Extracts from a graphics dataset:
━━━━━━━━━━━━━━━━

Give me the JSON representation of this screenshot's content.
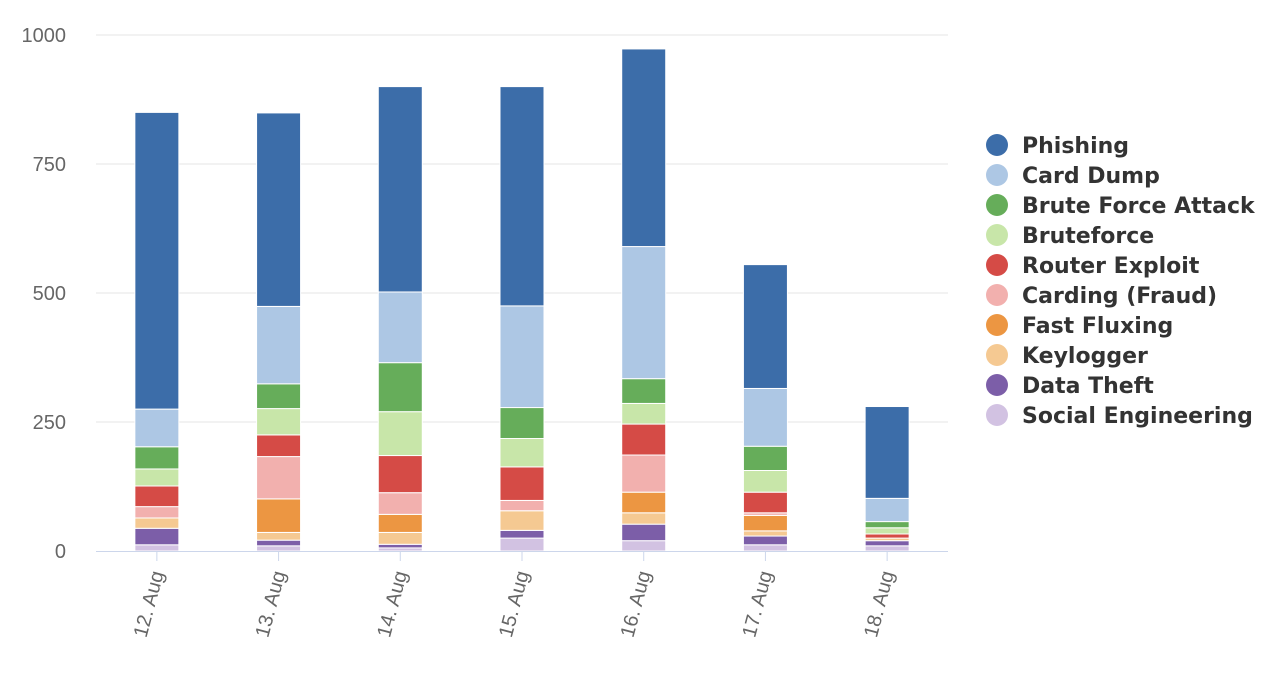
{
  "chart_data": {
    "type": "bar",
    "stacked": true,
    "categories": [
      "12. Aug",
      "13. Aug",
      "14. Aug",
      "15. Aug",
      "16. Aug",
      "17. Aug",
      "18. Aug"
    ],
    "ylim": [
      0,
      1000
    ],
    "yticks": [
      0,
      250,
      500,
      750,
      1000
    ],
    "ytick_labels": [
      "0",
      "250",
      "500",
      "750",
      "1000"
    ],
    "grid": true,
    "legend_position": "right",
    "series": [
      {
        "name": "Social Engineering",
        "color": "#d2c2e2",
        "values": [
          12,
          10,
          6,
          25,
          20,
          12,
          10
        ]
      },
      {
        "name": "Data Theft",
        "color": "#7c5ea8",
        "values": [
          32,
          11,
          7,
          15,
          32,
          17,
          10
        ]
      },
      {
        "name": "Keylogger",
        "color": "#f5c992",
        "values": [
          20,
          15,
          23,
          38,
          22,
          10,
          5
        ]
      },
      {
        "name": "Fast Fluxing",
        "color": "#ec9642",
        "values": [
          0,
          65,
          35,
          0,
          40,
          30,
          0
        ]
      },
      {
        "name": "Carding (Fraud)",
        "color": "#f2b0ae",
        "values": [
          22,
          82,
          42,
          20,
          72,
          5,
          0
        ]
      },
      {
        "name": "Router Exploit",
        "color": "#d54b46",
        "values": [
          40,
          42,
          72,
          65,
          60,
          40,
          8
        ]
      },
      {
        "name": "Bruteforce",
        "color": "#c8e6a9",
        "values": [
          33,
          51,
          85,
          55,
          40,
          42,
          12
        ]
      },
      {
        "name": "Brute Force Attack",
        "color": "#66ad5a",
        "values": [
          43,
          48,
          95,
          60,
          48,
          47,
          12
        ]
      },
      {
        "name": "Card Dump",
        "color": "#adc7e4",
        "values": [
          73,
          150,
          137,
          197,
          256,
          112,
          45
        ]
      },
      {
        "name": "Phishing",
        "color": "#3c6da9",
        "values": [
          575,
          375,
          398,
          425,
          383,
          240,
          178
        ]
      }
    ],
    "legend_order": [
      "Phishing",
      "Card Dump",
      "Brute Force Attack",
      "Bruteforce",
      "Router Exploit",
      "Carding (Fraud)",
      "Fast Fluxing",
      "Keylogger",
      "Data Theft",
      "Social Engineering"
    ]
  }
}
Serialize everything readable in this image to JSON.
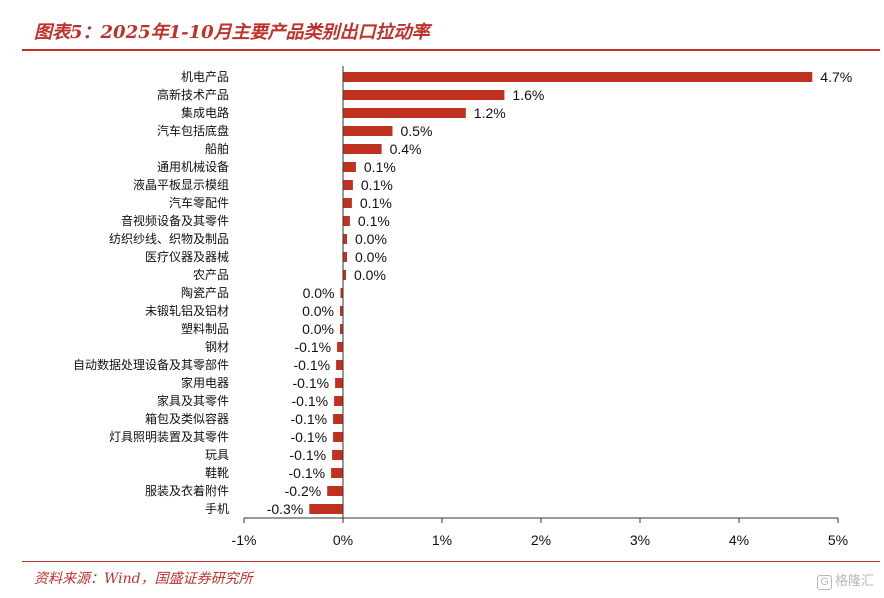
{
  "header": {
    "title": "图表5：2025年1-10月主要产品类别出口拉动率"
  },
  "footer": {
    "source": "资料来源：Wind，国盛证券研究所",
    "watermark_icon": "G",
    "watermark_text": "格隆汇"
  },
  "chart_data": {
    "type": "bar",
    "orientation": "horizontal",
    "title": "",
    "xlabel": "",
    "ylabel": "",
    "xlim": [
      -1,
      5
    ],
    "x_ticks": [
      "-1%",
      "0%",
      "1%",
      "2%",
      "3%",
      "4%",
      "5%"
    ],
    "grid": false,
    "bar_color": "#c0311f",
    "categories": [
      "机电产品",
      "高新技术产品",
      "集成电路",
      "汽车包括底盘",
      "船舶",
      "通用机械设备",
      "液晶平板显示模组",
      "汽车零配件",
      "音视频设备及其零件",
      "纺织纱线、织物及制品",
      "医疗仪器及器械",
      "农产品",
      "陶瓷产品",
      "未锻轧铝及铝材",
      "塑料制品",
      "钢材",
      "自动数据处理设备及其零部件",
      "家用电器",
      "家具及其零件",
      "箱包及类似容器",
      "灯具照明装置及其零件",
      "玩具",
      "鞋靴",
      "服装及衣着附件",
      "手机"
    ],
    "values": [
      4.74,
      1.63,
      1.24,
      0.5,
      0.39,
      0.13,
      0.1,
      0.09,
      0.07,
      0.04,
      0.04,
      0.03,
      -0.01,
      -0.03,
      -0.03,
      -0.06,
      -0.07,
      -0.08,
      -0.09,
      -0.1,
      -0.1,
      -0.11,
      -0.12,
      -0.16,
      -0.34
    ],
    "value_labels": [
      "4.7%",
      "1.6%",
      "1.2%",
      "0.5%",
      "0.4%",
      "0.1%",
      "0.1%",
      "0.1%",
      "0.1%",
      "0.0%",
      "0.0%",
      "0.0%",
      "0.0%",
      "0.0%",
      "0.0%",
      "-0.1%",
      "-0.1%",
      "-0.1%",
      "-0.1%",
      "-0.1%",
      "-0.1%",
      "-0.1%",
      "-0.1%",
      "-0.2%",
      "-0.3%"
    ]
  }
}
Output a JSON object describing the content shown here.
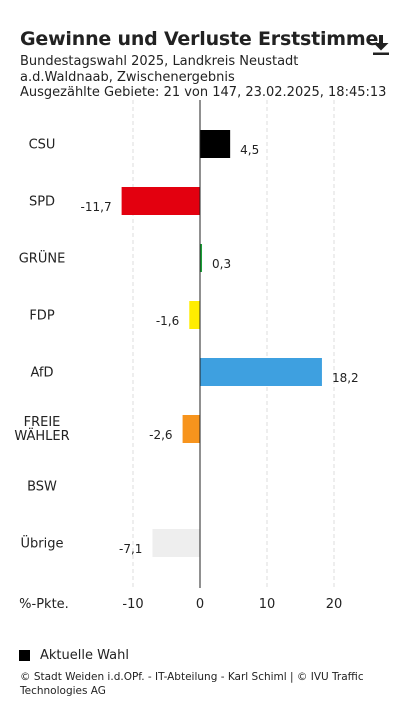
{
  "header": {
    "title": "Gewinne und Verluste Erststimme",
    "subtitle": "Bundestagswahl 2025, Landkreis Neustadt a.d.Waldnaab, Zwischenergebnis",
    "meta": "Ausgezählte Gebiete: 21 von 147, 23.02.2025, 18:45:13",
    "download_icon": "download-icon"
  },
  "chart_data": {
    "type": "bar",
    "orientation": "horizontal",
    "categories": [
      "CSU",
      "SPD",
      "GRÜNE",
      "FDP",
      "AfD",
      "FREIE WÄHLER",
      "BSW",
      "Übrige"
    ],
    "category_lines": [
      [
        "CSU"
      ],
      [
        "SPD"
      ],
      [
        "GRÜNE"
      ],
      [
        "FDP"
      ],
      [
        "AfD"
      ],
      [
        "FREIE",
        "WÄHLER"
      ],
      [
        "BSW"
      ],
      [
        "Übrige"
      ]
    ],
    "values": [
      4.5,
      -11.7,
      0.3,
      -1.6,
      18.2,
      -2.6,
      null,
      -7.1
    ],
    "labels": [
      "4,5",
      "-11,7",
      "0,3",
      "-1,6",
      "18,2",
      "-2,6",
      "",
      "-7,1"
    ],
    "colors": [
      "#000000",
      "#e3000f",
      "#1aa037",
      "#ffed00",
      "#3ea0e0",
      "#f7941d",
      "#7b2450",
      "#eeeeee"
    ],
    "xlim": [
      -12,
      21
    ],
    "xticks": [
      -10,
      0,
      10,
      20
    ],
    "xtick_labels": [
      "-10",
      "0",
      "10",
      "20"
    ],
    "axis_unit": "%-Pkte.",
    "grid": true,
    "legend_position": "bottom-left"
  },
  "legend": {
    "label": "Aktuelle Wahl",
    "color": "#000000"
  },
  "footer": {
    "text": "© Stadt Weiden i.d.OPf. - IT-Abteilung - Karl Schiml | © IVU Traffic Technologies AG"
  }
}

━━━━━━━━━━━━━━━━

* _What the exercise asks_
Give back the entries verbatim. Do not include any picture.

* _Reply_
Give me the JSON representation of this screenshot's content.
{
  "chart_data": {
    "type": "bar",
    "stacked": true,
    "categories": [
      "12. Aug",
      "13. Aug",
      "14. Aug",
      "15. Aug",
      "16. Aug",
      "17. Aug",
      "18. Aug"
    ],
    "ylim": [
      0,
      1000
    ],
    "yticks": [
      0,
      250,
      500,
      750,
      1000
    ],
    "ytick_labels": [
      "0",
      "250",
      "500",
      "750",
      "1000"
    ],
    "grid": true,
    "legend_position": "right",
    "series": [
      {
        "name": "Social Engineering",
        "color": "#d2c2e2",
        "values": [
          12,
          10,
          6,
          25,
          20,
          12,
          10
        ]
      },
      {
        "name": "Data Theft",
        "color": "#7c5ea8",
        "values": [
          32,
          11,
          7,
          15,
          32,
          17,
          10
        ]
      },
      {
        "name": "Keylogger",
        "color": "#f5c992",
        "values": [
          20,
          15,
          23,
          38,
          22,
          10,
          5
        ]
      },
      {
        "name": "Fast Fluxing",
        "color": "#ec9642",
        "values": [
          0,
          65,
          35,
          0,
          40,
          30,
          0
        ]
      },
      {
        "name": "Carding (Fraud)",
        "color": "#f2b0ae",
        "values": [
          22,
          82,
          42,
          20,
          72,
          5,
          0
        ]
      },
      {
        "name": "Router Exploit",
        "color": "#d54b46",
        "values": [
          40,
          42,
          72,
          65,
          60,
          40,
          8
        ]
      },
      {
        "name": "Bruteforce",
        "color": "#c8e6a9",
        "values": [
          33,
          51,
          85,
          55,
          40,
          42,
          12
        ]
      },
      {
        "name": "Brute Force Attack",
        "color": "#66ad5a",
        "values": [
          43,
          48,
          95,
          60,
          48,
          47,
          12
        ]
      },
      {
        "name": "Card Dump",
        "color": "#adc7e4",
        "values": [
          73,
          150,
          137,
          197,
          256,
          112,
          45
        ]
      },
      {
        "name": "Phishing",
        "color": "#3c6da9",
        "values": [
          575,
          375,
          398,
          425,
          383,
          240,
          178
        ]
      }
    ],
    "legend_order": [
      "Phishing",
      "Card Dump",
      "Brute Force Attack",
      "Bruteforce",
      "Router Exploit",
      "Carding (Fraud)",
      "Fast Fluxing",
      "Keylogger",
      "Data Theft",
      "Social Engineering"
    ]
  }
}
Serialize everything readable in this image to JSON.
{
  "header": {
    "title": "图表5：2025年1-10月主要产品类别出口拉动率"
  },
  "footer": {
    "source": "资料来源：Wind，国盛证券研究所",
    "watermark_icon": "G",
    "watermark_text": "格隆汇"
  },
  "chart_data": {
    "type": "bar",
    "orientation": "horizontal",
    "title": "",
    "xlabel": "",
    "ylabel": "",
    "xlim": [
      -1,
      5
    ],
    "x_ticks": [
      "-1%",
      "0%",
      "1%",
      "2%",
      "3%",
      "4%",
      "5%"
    ],
    "grid": false,
    "bar_color": "#c0311f",
    "categories": [
      "机电产品",
      "高新技术产品",
      "集成电路",
      "汽车包括底盘",
      "船舶",
      "通用机械设备",
      "液晶平板显示模组",
      "汽车零配件",
      "音视频设备及其零件",
      "纺织纱线、织物及制品",
      "医疗仪器及器械",
      "农产品",
      "陶瓷产品",
      "未锻轧铝及铝材",
      "塑料制品",
      "钢材",
      "自动数据处理设备及其零部件",
      "家用电器",
      "家具及其零件",
      "箱包及类似容器",
      "灯具照明装置及其零件",
      "玩具",
      "鞋靴",
      "服装及衣着附件",
      "手机"
    ],
    "values": [
      4.74,
      1.63,
      1.24,
      0.5,
      0.39,
      0.13,
      0.1,
      0.09,
      0.07,
      0.04,
      0.04,
      0.03,
      -0.01,
      -0.03,
      -0.03,
      -0.06,
      -0.07,
      -0.08,
      -0.09,
      -0.1,
      -0.1,
      -0.11,
      -0.12,
      -0.16,
      -0.34
    ],
    "value_labels": [
      "4.7%",
      "1.6%",
      "1.2%",
      "0.5%",
      "0.4%",
      "0.1%",
      "0.1%",
      "0.1%",
      "0.1%",
      "0.0%",
      "0.0%",
      "0.0%",
      "0.0%",
      "0.0%",
      "0.0%",
      "-0.1%",
      "-0.1%",
      "-0.1%",
      "-0.1%",
      "-0.1%",
      "-0.1%",
      "-0.1%",
      "-0.1%",
      "-0.2%",
      "-0.3%"
    ]
  }
}
Output a JSON object describing the content shown here.
{
  "header": {
    "title": "Gewinne und Verluste Erststimme",
    "subtitle": "Bundestagswahl 2025, Landkreis Neustadt a.d.Waldnaab, Zwischenergebnis",
    "meta": "Ausgezählte Gebiete: 21 von 147, 23.02.2025, 18:45:13",
    "download_icon": "download-icon"
  },
  "chart_data": {
    "type": "bar",
    "orientation": "horizontal",
    "categories": [
      "CSU",
      "SPD",
      "GRÜNE",
      "FDP",
      "AfD",
      "FREIE WÄHLER",
      "BSW",
      "Übrige"
    ],
    "category_lines": [
      [
        "CSU"
      ],
      [
        "SPD"
      ],
      [
        "GRÜNE"
      ],
      [
        "FDP"
      ],
      [
        "AfD"
      ],
      [
        "FREIE",
        "WÄHLER"
      ],
      [
        "BSW"
      ],
      [
        "Übrige"
      ]
    ],
    "values": [
      4.5,
      -11.7,
      0.3,
      -1.6,
      18.2,
      -2.6,
      null,
      -7.1
    ],
    "labels": [
      "4,5",
      "-11,7",
      "0,3",
      "-1,6",
      "18,2",
      "-2,6",
      "",
      "-7,1"
    ],
    "colors": [
      "#000000",
      "#e3000f",
      "#1aa037",
      "#ffed00",
      "#3ea0e0",
      "#f7941d",
      "#7b2450",
      "#eeeeee"
    ],
    "xlim": [
      -12,
      21
    ],
    "xticks": [
      -10,
      0,
      10,
      20
    ],
    "xtick_labels": [
      "-10",
      "0",
      "10",
      "20"
    ],
    "axis_unit": "%-Pkte.",
    "grid": true,
    "legend_position": "bottom-left"
  },
  "legend": {
    "label": "Aktuelle Wahl",
    "color": "#000000"
  },
  "footer": {
    "text": "© Stadt Weiden i.d.OPf. - IT-Abteilung - Karl Schiml | © IVU Traffic Technologies AG"
  }
}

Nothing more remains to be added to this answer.